━━ Task inputs
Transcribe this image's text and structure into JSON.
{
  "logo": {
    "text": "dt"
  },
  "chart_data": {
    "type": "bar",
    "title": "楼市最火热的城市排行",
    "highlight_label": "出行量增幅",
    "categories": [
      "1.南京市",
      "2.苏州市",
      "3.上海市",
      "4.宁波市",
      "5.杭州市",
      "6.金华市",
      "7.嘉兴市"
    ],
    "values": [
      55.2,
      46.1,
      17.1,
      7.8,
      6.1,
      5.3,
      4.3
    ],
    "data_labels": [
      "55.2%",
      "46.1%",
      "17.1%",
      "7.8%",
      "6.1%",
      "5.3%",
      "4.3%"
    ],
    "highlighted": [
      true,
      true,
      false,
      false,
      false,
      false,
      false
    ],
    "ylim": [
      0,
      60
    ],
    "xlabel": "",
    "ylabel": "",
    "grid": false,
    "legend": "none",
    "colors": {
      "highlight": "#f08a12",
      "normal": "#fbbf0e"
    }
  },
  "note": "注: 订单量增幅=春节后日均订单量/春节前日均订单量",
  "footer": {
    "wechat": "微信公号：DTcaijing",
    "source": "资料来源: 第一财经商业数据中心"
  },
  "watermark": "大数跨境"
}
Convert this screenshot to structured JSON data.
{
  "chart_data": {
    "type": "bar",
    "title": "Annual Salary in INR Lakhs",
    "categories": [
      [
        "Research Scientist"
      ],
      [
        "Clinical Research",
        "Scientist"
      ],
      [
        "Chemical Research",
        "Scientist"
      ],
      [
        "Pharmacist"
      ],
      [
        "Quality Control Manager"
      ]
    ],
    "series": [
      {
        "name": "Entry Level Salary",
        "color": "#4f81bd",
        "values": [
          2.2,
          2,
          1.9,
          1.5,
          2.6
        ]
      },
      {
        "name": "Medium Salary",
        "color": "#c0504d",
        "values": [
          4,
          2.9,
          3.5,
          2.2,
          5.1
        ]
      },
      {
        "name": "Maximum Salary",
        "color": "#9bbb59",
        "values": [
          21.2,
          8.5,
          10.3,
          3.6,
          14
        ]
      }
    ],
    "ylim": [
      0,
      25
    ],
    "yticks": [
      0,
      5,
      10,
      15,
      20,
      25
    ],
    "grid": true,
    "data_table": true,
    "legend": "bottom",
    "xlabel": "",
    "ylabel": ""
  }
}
━━━━
# Set task
Reproduce every line of the listing above in which the string "Salary" appears.

# Task result
    "title": "Annual Salary in INR Lakhs",
        "name": "Entry Level Salary",
        "name": "Medium Salary",
        "name": "Maximum Salary",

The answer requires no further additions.